== Task goal ==
Word for word, copy all the data and drop the pictures.
* Start Raw data *
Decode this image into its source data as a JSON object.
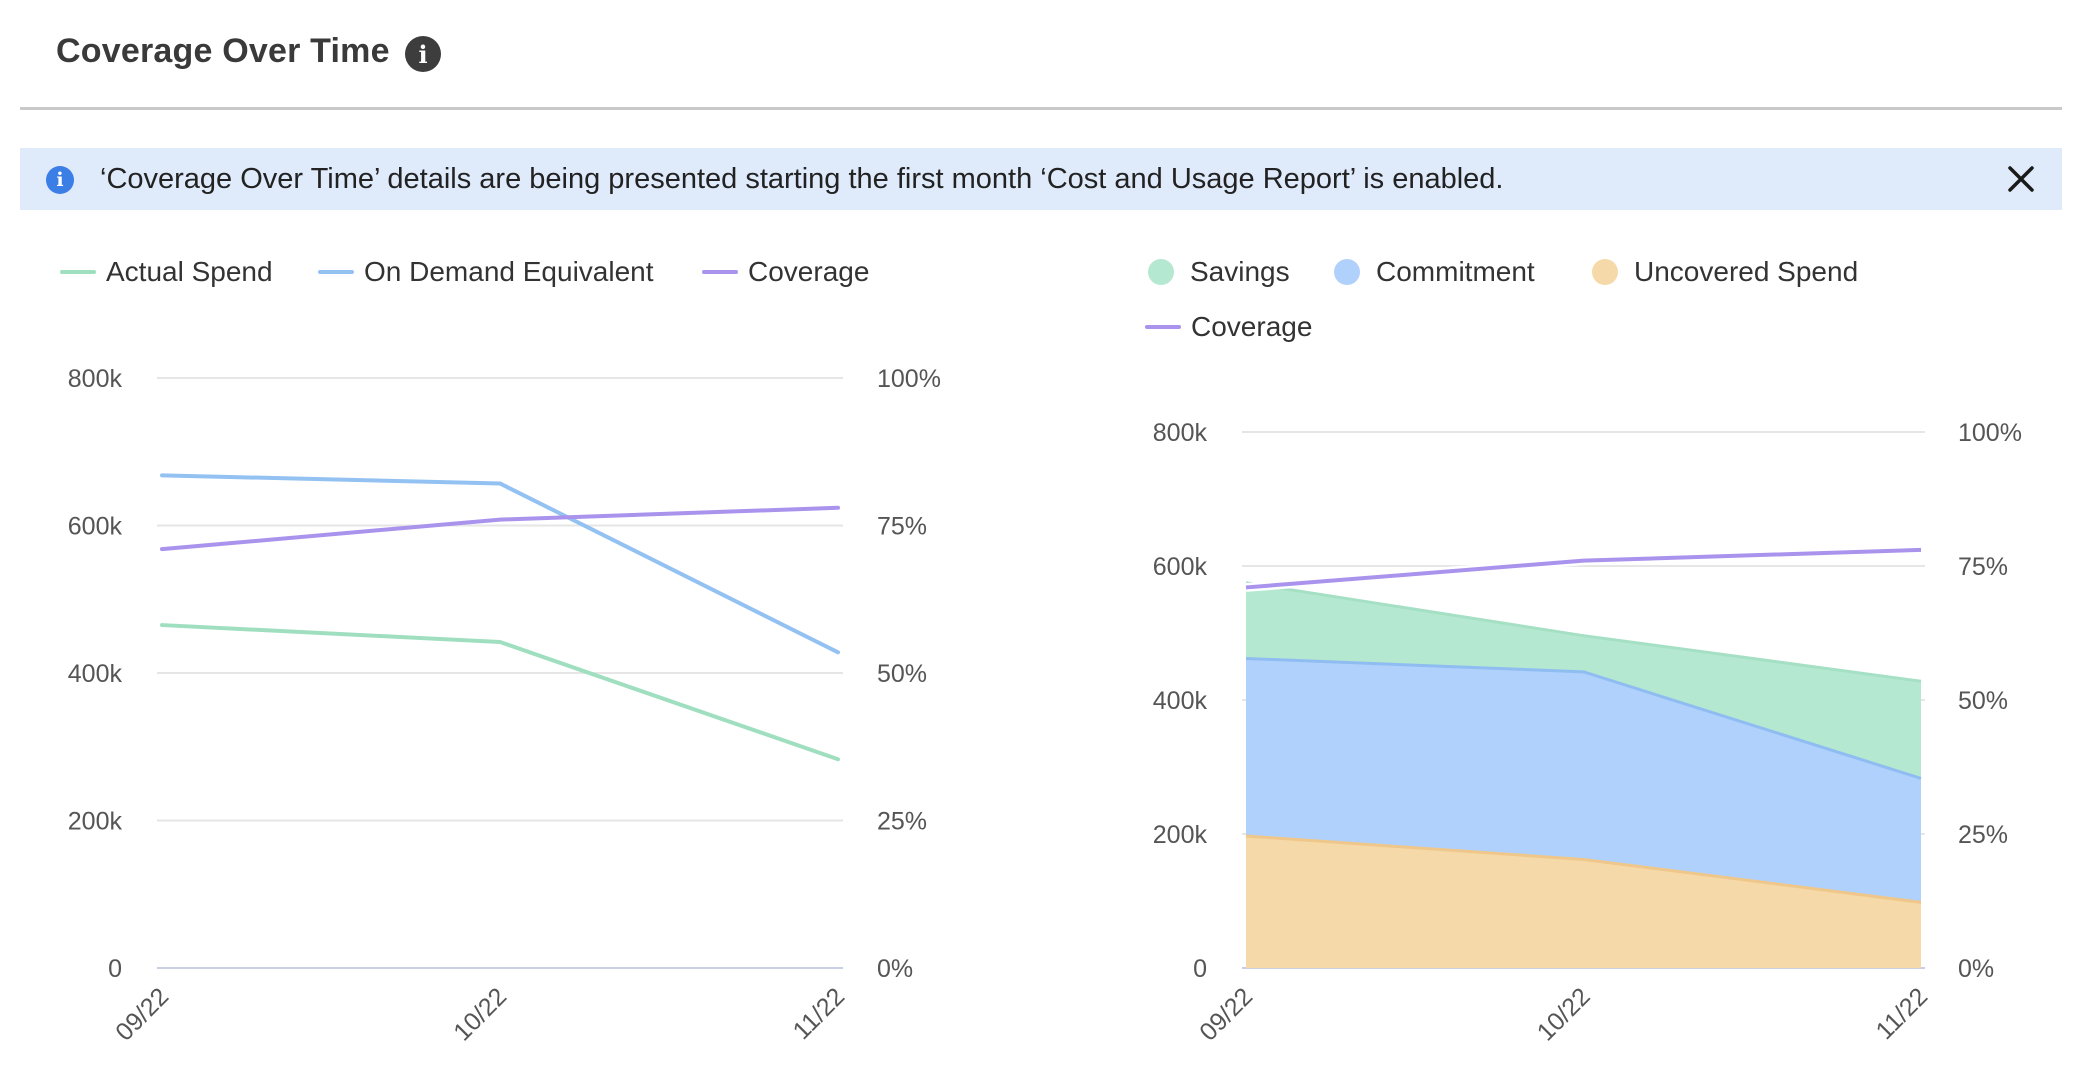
{
  "header": {
    "title": "Coverage Over Time"
  },
  "banner": {
    "text": "‘Coverage Over Time’ details are being presented starting the first month ‘Cost and Usage Report’ is enabled."
  },
  "colors": {
    "actual_spend": "#9fdfc0",
    "on_demand": "#92c1f2",
    "coverage": "#a993ec",
    "savings": "#b5e8d1",
    "commitment": "#b0d1fb",
    "uncovered": "#f6d9a8",
    "info_blue": "#3a7ee6"
  },
  "chart_data": [
    {
      "type": "line",
      "categories": [
        "09/22",
        "10/22",
        "11/22"
      ],
      "series": [
        {
          "name": "Actual Spend",
          "axis": "left",
          "values": [
            465000,
            442000,
            283000
          ]
        },
        {
          "name": "On Demand Equivalent",
          "axis": "left",
          "values": [
            668000,
            657000,
            428000
          ]
        },
        {
          "name": "Coverage",
          "axis": "right",
          "values": [
            71,
            76,
            78
          ]
        }
      ],
      "y_left": {
        "ticks": [
          "0",
          "200k",
          "400k",
          "600k",
          "800k"
        ],
        "range": [
          0,
          800000
        ]
      },
      "y_right": {
        "ticks": [
          "0%",
          "25%",
          "50%",
          "75%",
          "100%"
        ],
        "range": [
          0,
          100
        ]
      },
      "grid": true,
      "legend": "top-left"
    },
    {
      "type": "area",
      "stacked": true,
      "categories": [
        "09/22",
        "10/22",
        "11/22"
      ],
      "series": [
        {
          "name": "Savings",
          "axis": "left",
          "values": [
            113000,
            54000,
            145000
          ]
        },
        {
          "name": "Commitment",
          "axis": "left",
          "values": [
            265000,
            280000,
            185000
          ]
        },
        {
          "name": "Uncovered Spend",
          "axis": "left",
          "values": [
            197000,
            162000,
            98000
          ]
        },
        {
          "name": "Coverage",
          "axis": "right",
          "values": [
            71,
            76,
            78
          ]
        }
      ],
      "y_left": {
        "ticks": [
          "0",
          "200k",
          "400k",
          "600k",
          "800k"
        ],
        "range": [
          0,
          800000
        ]
      },
      "y_right": {
        "ticks": [
          "0%",
          "25%",
          "50%",
          "75%",
          "100%"
        ],
        "range": [
          0,
          100
        ]
      },
      "grid": true,
      "legend": "top-left"
    }
  ]
}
* End Raw data *
== Full solution ==
Decode this image into its source data as a JSON object.
{
  "header": {
    "title": "Coverage Over Time"
  },
  "banner": {
    "text": "‘Coverage Over Time’ details are being presented starting the first month ‘Cost and Usage Report’ is enabled."
  },
  "colors": {
    "actual_spend": "#9fdfc0",
    "on_demand": "#92c1f2",
    "coverage": "#a993ec",
    "savings": "#b5e8d1",
    "commitment": "#b0d1fb",
    "uncovered": "#f6d9a8",
    "info_blue": "#3a7ee6"
  },
  "chart_data": [
    {
      "type": "line",
      "categories": [
        "09/22",
        "10/22",
        "11/22"
      ],
      "series": [
        {
          "name": "Actual Spend",
          "axis": "left",
          "values": [
            465000,
            442000,
            283000
          ]
        },
        {
          "name": "On Demand Equivalent",
          "axis": "left",
          "values": [
            668000,
            657000,
            428000
          ]
        },
        {
          "name": "Coverage",
          "axis": "right",
          "values": [
            71,
            76,
            78
          ]
        }
      ],
      "y_left": {
        "ticks": [
          "0",
          "200k",
          "400k",
          "600k",
          "800k"
        ],
        "range": [
          0,
          800000
        ]
      },
      "y_right": {
        "ticks": [
          "0%",
          "25%",
          "50%",
          "75%",
          "100%"
        ],
        "range": [
          0,
          100
        ]
      },
      "grid": true,
      "legend": "top-left"
    },
    {
      "type": "area",
      "stacked": true,
      "categories": [
        "09/22",
        "10/22",
        "11/22"
      ],
      "series": [
        {
          "name": "Savings",
          "axis": "left",
          "values": [
            113000,
            54000,
            145000
          ]
        },
        {
          "name": "Commitment",
          "axis": "left",
          "values": [
            265000,
            280000,
            185000
          ]
        },
        {
          "name": "Uncovered Spend",
          "axis": "left",
          "values": [
            197000,
            162000,
            98000
          ]
        },
        {
          "name": "Coverage",
          "axis": "right",
          "values": [
            71,
            76,
            78
          ]
        }
      ],
      "y_left": {
        "ticks": [
          "0",
          "200k",
          "400k",
          "600k",
          "800k"
        ],
        "range": [
          0,
          800000
        ]
      },
      "y_right": {
        "ticks": [
          "0%",
          "25%",
          "50%",
          "75%",
          "100%"
        ],
        "range": [
          0,
          100
        ]
      },
      "grid": true,
      "legend": "top-left"
    }
  ]
}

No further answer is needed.